** Begin **

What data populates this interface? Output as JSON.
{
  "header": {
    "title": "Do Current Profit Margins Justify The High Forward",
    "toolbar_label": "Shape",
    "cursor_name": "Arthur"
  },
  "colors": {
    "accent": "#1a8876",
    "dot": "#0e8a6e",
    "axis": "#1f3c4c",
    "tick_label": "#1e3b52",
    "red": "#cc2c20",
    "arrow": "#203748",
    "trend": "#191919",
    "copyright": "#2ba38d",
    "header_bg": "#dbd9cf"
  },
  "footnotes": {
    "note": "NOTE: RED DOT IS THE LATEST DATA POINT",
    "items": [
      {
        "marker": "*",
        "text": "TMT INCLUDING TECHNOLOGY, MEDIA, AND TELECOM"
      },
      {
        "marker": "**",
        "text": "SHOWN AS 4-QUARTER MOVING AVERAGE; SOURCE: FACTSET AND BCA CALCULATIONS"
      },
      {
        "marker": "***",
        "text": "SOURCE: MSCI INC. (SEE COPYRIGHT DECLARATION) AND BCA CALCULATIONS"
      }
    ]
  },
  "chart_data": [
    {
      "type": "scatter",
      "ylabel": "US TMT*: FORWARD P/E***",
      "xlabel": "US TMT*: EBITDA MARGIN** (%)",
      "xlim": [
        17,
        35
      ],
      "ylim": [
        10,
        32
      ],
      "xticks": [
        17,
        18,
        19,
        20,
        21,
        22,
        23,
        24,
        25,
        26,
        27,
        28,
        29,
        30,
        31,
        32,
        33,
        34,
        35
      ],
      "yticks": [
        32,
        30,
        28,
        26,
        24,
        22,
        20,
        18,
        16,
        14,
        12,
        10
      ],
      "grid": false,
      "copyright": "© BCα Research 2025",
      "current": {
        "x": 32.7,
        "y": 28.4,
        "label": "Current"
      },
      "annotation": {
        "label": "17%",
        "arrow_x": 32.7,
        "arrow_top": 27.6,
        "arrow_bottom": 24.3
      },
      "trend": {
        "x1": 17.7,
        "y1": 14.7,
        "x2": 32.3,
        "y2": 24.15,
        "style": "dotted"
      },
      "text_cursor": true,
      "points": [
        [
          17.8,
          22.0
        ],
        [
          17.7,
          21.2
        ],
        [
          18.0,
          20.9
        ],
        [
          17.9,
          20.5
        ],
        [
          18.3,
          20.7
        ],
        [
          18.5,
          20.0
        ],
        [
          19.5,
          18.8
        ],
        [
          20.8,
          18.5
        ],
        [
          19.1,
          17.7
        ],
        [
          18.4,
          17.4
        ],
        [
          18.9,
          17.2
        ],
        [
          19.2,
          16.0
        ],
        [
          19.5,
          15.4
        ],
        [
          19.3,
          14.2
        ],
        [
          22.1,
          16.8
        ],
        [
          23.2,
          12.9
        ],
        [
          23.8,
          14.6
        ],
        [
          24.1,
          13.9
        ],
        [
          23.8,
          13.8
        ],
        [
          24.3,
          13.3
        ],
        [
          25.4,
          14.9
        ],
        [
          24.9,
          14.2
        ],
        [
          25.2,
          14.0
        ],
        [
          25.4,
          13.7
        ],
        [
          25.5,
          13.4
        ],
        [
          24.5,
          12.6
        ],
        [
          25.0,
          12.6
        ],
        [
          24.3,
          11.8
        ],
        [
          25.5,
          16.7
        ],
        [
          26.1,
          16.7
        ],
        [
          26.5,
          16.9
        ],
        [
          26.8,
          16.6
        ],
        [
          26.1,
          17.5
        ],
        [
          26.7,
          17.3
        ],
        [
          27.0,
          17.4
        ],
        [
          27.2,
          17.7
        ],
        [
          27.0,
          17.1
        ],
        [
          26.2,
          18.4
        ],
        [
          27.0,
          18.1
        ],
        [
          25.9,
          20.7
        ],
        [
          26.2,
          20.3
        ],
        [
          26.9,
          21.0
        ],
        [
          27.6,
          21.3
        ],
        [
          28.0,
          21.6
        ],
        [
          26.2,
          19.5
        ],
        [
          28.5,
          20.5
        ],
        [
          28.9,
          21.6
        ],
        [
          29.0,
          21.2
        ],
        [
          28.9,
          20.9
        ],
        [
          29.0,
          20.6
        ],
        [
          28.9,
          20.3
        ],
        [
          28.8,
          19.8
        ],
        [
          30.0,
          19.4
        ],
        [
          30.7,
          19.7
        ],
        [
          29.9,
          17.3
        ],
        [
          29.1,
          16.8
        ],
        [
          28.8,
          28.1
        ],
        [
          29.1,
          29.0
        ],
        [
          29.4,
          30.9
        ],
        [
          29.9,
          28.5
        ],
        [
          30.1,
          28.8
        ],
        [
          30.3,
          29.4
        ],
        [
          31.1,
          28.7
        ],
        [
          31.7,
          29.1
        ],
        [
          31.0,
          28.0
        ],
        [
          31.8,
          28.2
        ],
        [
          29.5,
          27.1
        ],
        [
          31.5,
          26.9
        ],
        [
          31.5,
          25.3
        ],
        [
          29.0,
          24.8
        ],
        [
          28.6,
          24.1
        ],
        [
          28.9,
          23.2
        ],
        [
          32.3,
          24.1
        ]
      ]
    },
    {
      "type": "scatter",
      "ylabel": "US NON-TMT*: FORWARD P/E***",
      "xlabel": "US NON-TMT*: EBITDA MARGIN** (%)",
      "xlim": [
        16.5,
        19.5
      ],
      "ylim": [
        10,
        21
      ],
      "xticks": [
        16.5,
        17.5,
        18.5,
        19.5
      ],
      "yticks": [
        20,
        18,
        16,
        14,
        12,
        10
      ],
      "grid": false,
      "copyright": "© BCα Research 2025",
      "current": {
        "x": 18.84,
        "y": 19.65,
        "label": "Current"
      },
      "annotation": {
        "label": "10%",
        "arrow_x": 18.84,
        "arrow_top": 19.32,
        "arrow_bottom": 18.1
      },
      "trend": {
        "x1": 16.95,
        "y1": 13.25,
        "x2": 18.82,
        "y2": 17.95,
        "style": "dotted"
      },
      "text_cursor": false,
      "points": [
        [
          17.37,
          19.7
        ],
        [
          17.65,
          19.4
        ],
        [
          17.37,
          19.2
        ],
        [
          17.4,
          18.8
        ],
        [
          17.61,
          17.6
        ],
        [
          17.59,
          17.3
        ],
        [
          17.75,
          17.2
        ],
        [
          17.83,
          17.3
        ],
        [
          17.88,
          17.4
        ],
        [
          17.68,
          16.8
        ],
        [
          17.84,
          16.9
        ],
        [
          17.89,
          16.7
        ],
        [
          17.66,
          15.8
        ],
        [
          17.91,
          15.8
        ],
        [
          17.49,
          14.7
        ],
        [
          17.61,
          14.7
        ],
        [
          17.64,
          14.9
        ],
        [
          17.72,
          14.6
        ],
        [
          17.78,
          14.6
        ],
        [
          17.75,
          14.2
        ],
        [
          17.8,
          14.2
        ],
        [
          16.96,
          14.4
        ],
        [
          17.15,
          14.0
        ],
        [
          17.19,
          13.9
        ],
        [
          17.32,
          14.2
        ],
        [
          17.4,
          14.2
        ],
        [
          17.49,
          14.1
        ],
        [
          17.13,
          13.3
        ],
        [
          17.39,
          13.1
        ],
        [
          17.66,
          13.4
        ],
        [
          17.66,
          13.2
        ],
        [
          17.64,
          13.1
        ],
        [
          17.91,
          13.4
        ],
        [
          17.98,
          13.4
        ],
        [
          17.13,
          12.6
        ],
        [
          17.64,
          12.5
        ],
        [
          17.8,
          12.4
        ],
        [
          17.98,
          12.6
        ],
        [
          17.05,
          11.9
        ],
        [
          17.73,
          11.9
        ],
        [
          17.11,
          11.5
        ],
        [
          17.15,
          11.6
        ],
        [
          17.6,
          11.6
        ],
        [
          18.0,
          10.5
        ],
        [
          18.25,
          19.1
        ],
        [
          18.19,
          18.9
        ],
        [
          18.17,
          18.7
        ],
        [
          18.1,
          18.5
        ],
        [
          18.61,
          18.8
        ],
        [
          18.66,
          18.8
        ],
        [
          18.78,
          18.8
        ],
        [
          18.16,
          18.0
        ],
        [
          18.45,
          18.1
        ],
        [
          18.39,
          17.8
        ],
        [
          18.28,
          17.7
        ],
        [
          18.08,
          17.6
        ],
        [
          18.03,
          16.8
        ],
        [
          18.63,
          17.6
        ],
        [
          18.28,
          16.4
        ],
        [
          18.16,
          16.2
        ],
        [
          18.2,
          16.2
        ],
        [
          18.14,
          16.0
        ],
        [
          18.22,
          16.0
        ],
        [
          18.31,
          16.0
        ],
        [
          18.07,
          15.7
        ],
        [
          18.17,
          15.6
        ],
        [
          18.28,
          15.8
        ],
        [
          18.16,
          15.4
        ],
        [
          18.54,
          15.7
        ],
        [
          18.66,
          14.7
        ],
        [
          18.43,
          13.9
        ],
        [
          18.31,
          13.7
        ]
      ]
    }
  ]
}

** End **

EXERCISE:
Filter the records down to the lines that contain the string "xlabel", and copy those lines.

EXERCISE RESULT:
      "xlabel": "US TMT*: EBITDA MARGIN** (%)",
      "xlabel": "US NON-TMT*: EBITDA MARGIN** (%)",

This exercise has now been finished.